■ Set problem ■
Report the number of lines in these entries that contain "PANH". Write only the number.

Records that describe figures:
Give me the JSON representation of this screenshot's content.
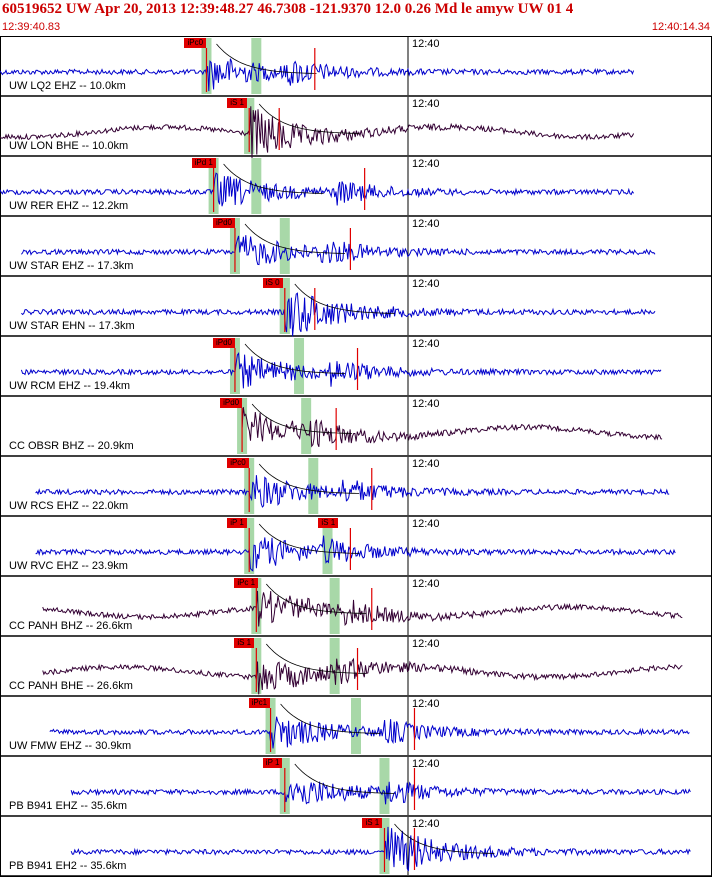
{
  "header": {
    "title": "60519652 UW Apr 20, 2013 12:39:48.27   46.7308 -121.9370 12.0 0.26 Md le amyw UW 01   4",
    "time_start": "12:39:40.83",
    "time_end": "12:40:14.34"
  },
  "colors": {
    "header": "#cc0000",
    "trace_blue": "#0000cc",
    "trace_dark": "#330033",
    "pick": "#e00000",
    "window": "#a8d8a8"
  },
  "panels": [
    {
      "label": "UW LQ2 EHZ -- 10.0km",
      "tick": "12:40",
      "pick": "iPc0",
      "color": "#0000cc",
      "start": 0.0,
      "end": 0.89,
      "ptime": 0.29,
      "stime": 0.4,
      "swin": 0.36
    },
    {
      "label": "UW LON BHE -- 10.0km",
      "tick": "12:40",
      "pick": "iS 1",
      "color": "#330033",
      "start": 0.0,
      "end": 0.89,
      "ptime": 0.35,
      "stime": 0.35,
      "swin": 0.35
    },
    {
      "label": "UW RER EHZ -- 12.2km",
      "tick": "12:40",
      "pick": "iPd 1",
      "color": "#0000cc",
      "start": 0.0,
      "end": 0.89,
      "ptime": 0.3,
      "stime": 0.47,
      "swin": 0.36
    },
    {
      "label": "UW STAR EHZ -- 17.3km",
      "tick": "12:40",
      "pick": "iPd0",
      "color": "#0000cc",
      "start": 0.03,
      "end": 0.92,
      "ptime": 0.33,
      "stime": 0.45,
      "swin": 0.4
    },
    {
      "label": "UW STAR EHN -- 17.3km",
      "tick": "12:40",
      "pick": "iS 0",
      "color": "#0000cc",
      "start": 0.03,
      "end": 0.92,
      "ptime": 0.4,
      "stime": 0.4,
      "swin": 0.4
    },
    {
      "label": "UW RCM EHZ -- 19.4km",
      "tick": "12:40",
      "pick": "iPd0",
      "color": "#0000cc",
      "start": 0.03,
      "end": 0.93,
      "ptime": 0.33,
      "stime": 0.46,
      "swin": 0.42
    },
    {
      "label": "CC OBSR BHZ -- 20.9km",
      "tick": "12:40",
      "pick": "iPd0",
      "color": "#330033",
      "start": 0.34,
      "end": 0.93,
      "ptime": 0.34,
      "stime": 0.43,
      "swin": 0.43
    },
    {
      "label": "UW RCS EHZ -- 22.0km",
      "tick": "12:40",
      "pick": "iPc0",
      "color": "#0000cc",
      "start": 0.05,
      "end": 0.94,
      "ptime": 0.35,
      "stime": 0.48,
      "swin": 0.44
    },
    {
      "label": "UW RVC EHZ -- 23.9km",
      "tick": "12:40",
      "pick": "iP 1",
      "pick2": "iS 1",
      "color": "#0000cc",
      "start": 0.05,
      "end": 0.95,
      "ptime": 0.35,
      "stime": 0.45,
      "swin": 0.46
    },
    {
      "label": "CC PANH BHZ -- 26.6km",
      "tick": "12:40",
      "pick": "iPc 1",
      "color": "#330033",
      "start": 0.06,
      "end": 0.96,
      "ptime": 0.36,
      "stime": 0.48,
      "swin": 0.47
    },
    {
      "label": "CC PANH BHE -- 26.6km",
      "tick": "12:40",
      "pick": "iS 1",
      "color": "#330033",
      "start": 0.06,
      "end": 0.96,
      "ptime": 0.36,
      "stime": 0.46,
      "swin": 0.47
    },
    {
      "label": "UW FMW EHZ -- 30.9km",
      "tick": "12:40",
      "pick": "iPc1",
      "color": "#0000cc",
      "start": 0.07,
      "end": 0.97,
      "ptime": 0.38,
      "stime": 0.54,
      "swin": 0.5
    },
    {
      "label": "PB B941 EHZ -- 35.6km",
      "tick": "12:40",
      "pick": "iP 1",
      "color": "#0000cc",
      "start": 0.1,
      "end": 0.97,
      "ptime": 0.4,
      "stime": 0.54,
      "swin": 0.54
    },
    {
      "label": "PB B941 EH2 -- 35.6km",
      "tick": "12:40",
      "pick": "iS 1",
      "color": "#0000cc",
      "start": 0.1,
      "end": 0.97,
      "ptime": 0.54,
      "stime": 0.54,
      "swin": 0.54
    }
  ]
}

■ Solution to this task ■
2